→ **STATED PROBLEM**:
Search the entries below. Return every line that has "consectetur" in it.

** begin MATERIAL FOR THIS EXERCISE **

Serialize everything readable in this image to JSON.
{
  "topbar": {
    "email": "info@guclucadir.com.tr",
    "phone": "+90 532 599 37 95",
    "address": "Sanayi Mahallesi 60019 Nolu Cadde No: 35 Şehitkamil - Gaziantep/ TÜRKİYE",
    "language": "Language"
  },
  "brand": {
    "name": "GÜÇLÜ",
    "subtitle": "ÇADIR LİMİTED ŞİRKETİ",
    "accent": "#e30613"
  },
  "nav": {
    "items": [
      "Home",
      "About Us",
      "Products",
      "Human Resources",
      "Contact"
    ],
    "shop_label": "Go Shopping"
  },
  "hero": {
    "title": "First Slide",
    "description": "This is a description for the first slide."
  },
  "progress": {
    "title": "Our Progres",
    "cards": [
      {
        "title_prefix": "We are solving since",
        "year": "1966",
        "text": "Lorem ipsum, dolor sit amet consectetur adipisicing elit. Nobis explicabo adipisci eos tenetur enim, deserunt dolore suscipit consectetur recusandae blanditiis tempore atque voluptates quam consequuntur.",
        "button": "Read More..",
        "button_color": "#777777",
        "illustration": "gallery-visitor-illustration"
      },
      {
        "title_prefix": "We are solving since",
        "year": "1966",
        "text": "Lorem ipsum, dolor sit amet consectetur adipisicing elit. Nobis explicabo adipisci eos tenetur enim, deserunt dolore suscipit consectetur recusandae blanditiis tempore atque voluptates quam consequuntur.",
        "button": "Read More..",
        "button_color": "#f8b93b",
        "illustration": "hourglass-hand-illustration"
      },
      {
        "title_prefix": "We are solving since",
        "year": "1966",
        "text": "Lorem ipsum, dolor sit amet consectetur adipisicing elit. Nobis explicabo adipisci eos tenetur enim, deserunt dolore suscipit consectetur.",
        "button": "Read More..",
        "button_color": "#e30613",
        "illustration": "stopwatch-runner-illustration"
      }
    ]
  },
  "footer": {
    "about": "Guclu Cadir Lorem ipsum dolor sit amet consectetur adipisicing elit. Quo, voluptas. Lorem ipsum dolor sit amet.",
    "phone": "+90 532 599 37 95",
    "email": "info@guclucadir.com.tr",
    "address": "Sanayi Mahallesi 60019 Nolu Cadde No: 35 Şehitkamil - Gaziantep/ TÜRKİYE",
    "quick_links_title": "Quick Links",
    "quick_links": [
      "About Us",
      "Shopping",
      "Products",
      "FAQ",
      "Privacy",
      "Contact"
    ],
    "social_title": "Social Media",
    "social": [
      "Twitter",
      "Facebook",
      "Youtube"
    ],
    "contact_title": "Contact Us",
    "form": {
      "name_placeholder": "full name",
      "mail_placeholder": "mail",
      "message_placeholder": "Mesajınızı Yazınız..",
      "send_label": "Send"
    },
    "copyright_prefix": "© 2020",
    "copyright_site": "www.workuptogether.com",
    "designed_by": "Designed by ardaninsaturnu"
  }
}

** end MATERIAL FOR THIS EXERCISE **

→ **WRITTEN REPLY**:
        "text": "Lorem ipsum, dolor sit amet consectetur adipisicing elit. Nobis explicabo adipisci eos tenetur enim, deserunt dolore suscipit consectetur recusandae blanditiis tempore atque voluptates quam consequuntur.",
        "text": "Lorem ipsum, dolor sit amet consectetur adipisicing elit. Nobis explicabo adipisci eos tenetur enim, deserunt dolore suscipit consectetur recusandae blanditiis tempore atque voluptates quam consequuntur.",
        "text": "Lorem ipsum, dolor sit amet consectetur adipisicing elit. Nobis explicabo adipisci eos tenetur enim, deserunt dolore suscipit consectetur.",
    "about": "Guclu Cadir Lorem ipsum dolor sit amet consectetur adipisicing elit. Quo, voluptas. Lorem ipsum dolor sit amet.",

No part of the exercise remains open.